DIRECTIONS FOR THIS TASK
Exact reproduction of the data is required, with images excluded.

LISTED ENTRIES
------------------------------------------------------------------------

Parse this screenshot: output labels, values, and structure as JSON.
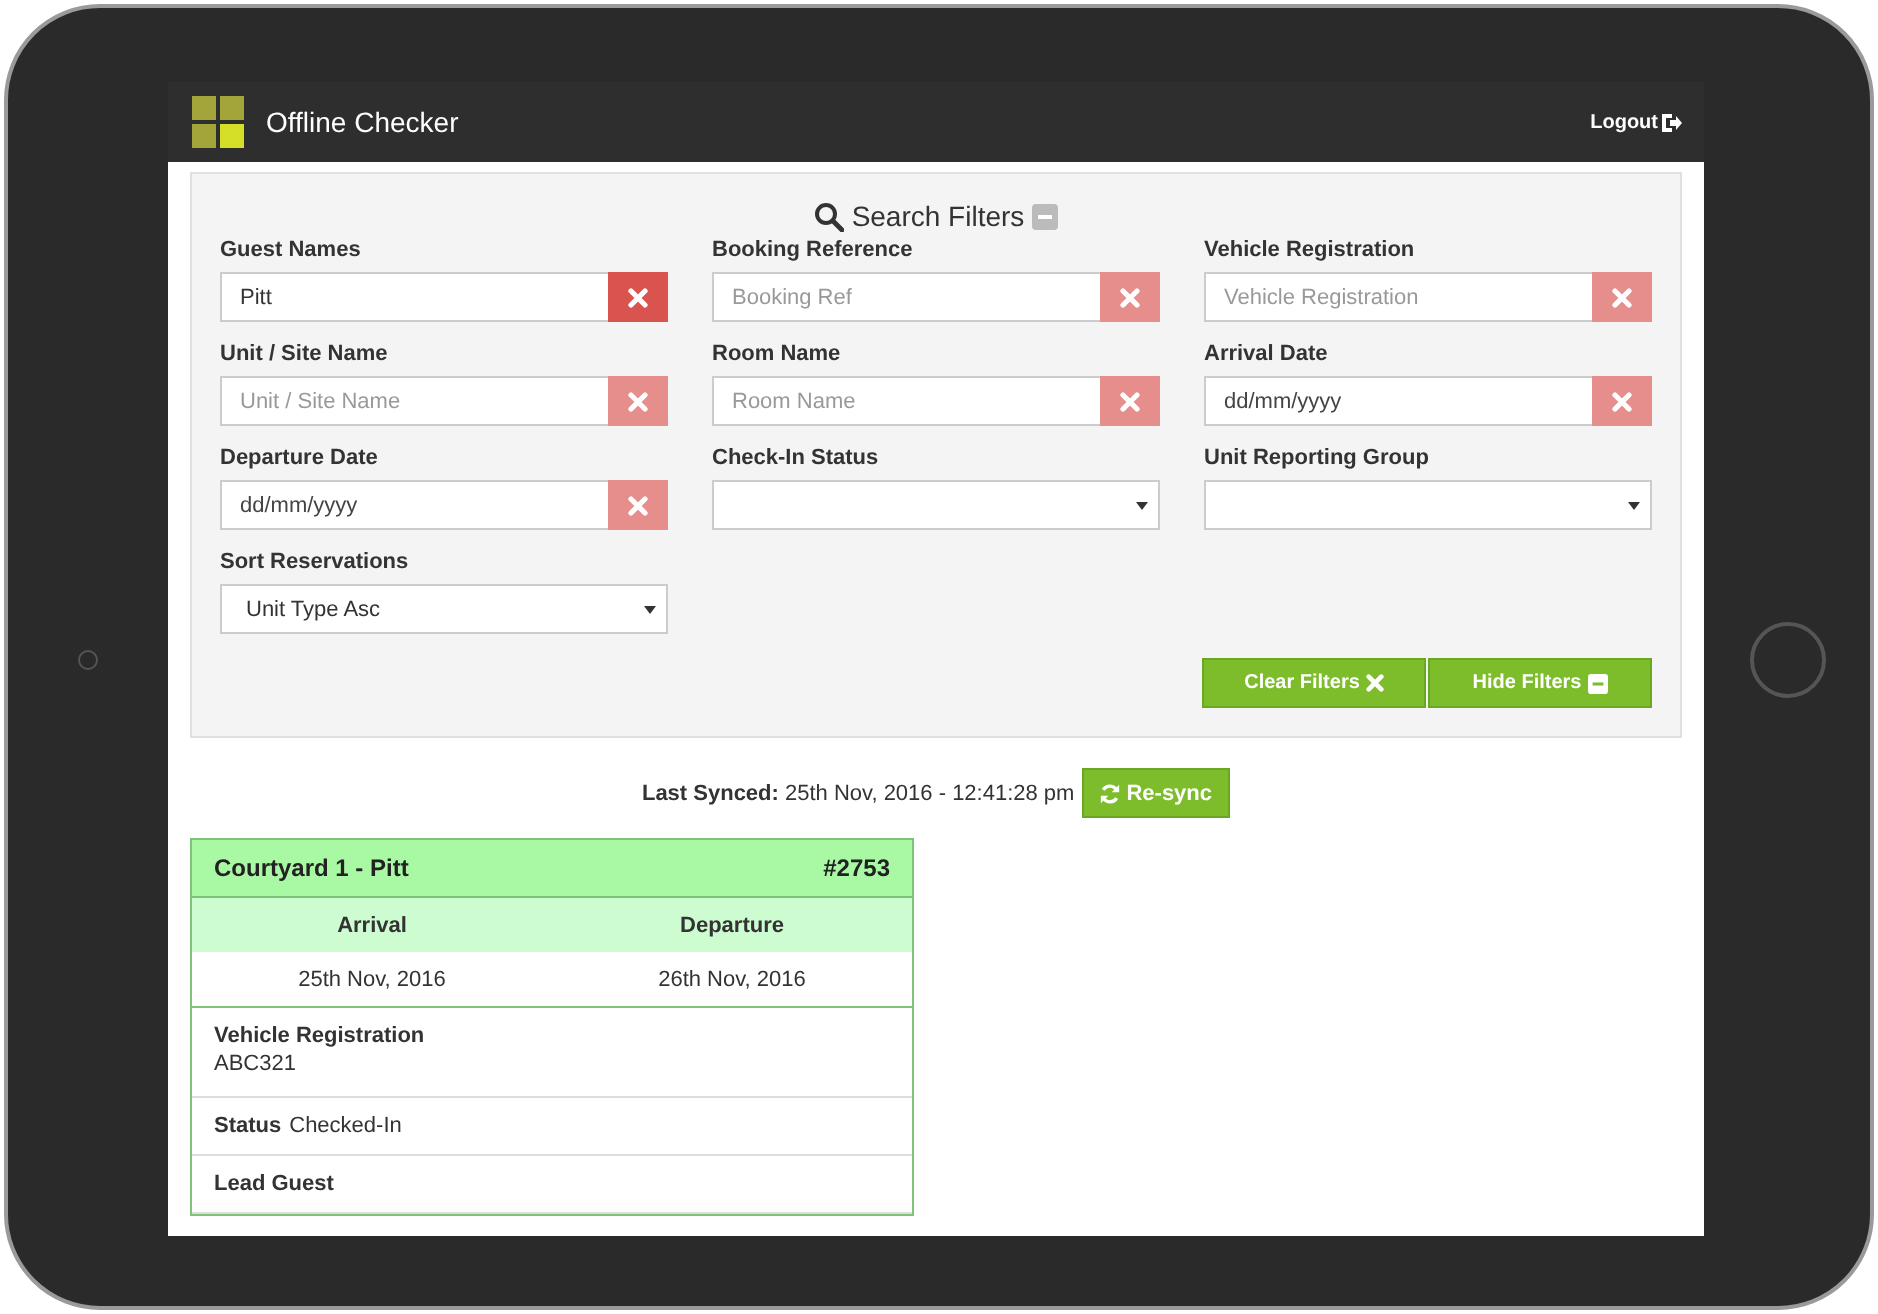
{
  "app": {
    "title": "Offline Checker",
    "logout": "Logout"
  },
  "filters": {
    "title": "Search Filters",
    "fields": [
      {
        "label": "Guest Names",
        "kind": "text",
        "value": "Pitt"
      },
      {
        "label": "Booking Reference",
        "kind": "text",
        "placeholder": "Booking Ref"
      },
      {
        "label": "Vehicle Registration",
        "kind": "text",
        "placeholder": "Vehicle Registration"
      },
      {
        "label": "Unit / Site Name",
        "kind": "text",
        "placeholder": "Unit / Site Name"
      },
      {
        "label": "Room Name",
        "kind": "text",
        "placeholder": "Room Name"
      },
      {
        "label": "Arrival Date",
        "kind": "date",
        "placeholder": "dd/mm/yyyy"
      },
      {
        "label": "Departure Date",
        "kind": "date",
        "placeholder": "dd/mm/yyyy"
      },
      {
        "label": "Check-In Status",
        "kind": "select"
      },
      {
        "label": "Unit Reporting Group",
        "kind": "select"
      },
      {
        "label": "Sort Reservations",
        "kind": "select",
        "value": "Unit Type Asc"
      }
    ],
    "buttons": [
      {
        "label": "Clear Filters",
        "kind": "clear"
      },
      {
        "label": "Hide Filters",
        "kind": "hide"
      }
    ]
  },
  "sync": {
    "label": "Last Synced:",
    "value": "25th Nov, 2016 - 12:41:28 pm",
    "button": "Re-sync"
  },
  "reservation": {
    "title": "Courtyard 1 - Pitt",
    "number": "#2753",
    "columns": [
      "Arrival",
      "Departure"
    ],
    "dates": [
      "25th Nov, 2016",
      "26th Nov, 2016"
    ],
    "vehicle_label": "Vehicle Registration",
    "vehicle": "ABC321",
    "status_label": "Status",
    "status": "Checked-In",
    "lead_guest_label": "Lead Guest"
  }
}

------------------------------------------------------------------------

EXERCISE ANSWER
Parse this screenshot: output labels, values, and structure as JSON.
{
  "app": {
    "title": "Offline Checker",
    "logout": "Logout"
  },
  "filters": {
    "title": "Search Filters",
    "fields": [
      {
        "label": "Guest Names",
        "kind": "text",
        "value": "Pitt"
      },
      {
        "label": "Booking Reference",
        "kind": "text",
        "placeholder": "Booking Ref"
      },
      {
        "label": "Vehicle Registration",
        "kind": "text",
        "placeholder": "Vehicle Registration"
      },
      {
        "label": "Unit / Site Name",
        "kind": "text",
        "placeholder": "Unit / Site Name"
      },
      {
        "label": "Room Name",
        "kind": "text",
        "placeholder": "Room Name"
      },
      {
        "label": "Arrival Date",
        "kind": "date",
        "placeholder": "dd/mm/yyyy"
      },
      {
        "label": "Departure Date",
        "kind": "date",
        "placeholder": "dd/mm/yyyy"
      },
      {
        "label": "Check-In Status",
        "kind": "select"
      },
      {
        "label": "Unit Reporting Group",
        "kind": "select"
      },
      {
        "label": "Sort Reservations",
        "kind": "select",
        "value": "Unit Type Asc"
      }
    ],
    "buttons": [
      {
        "label": "Clear Filters",
        "kind": "clear"
      },
      {
        "label": "Hide Filters",
        "kind": "hide"
      }
    ]
  },
  "sync": {
    "label": "Last Synced:",
    "value": "25th Nov, 2016 - 12:41:28 pm",
    "button": "Re-sync"
  },
  "reservation": {
    "title": "Courtyard 1 - Pitt",
    "number": "#2753",
    "columns": [
      "Arrival",
      "Departure"
    ],
    "dates": [
      "25th Nov, 2016",
      "26th Nov, 2016"
    ],
    "vehicle_label": "Vehicle Registration",
    "vehicle": "ABC321",
    "status_label": "Status",
    "status": "Checked-In",
    "lead_guest_label": "Lead Guest"
  }
}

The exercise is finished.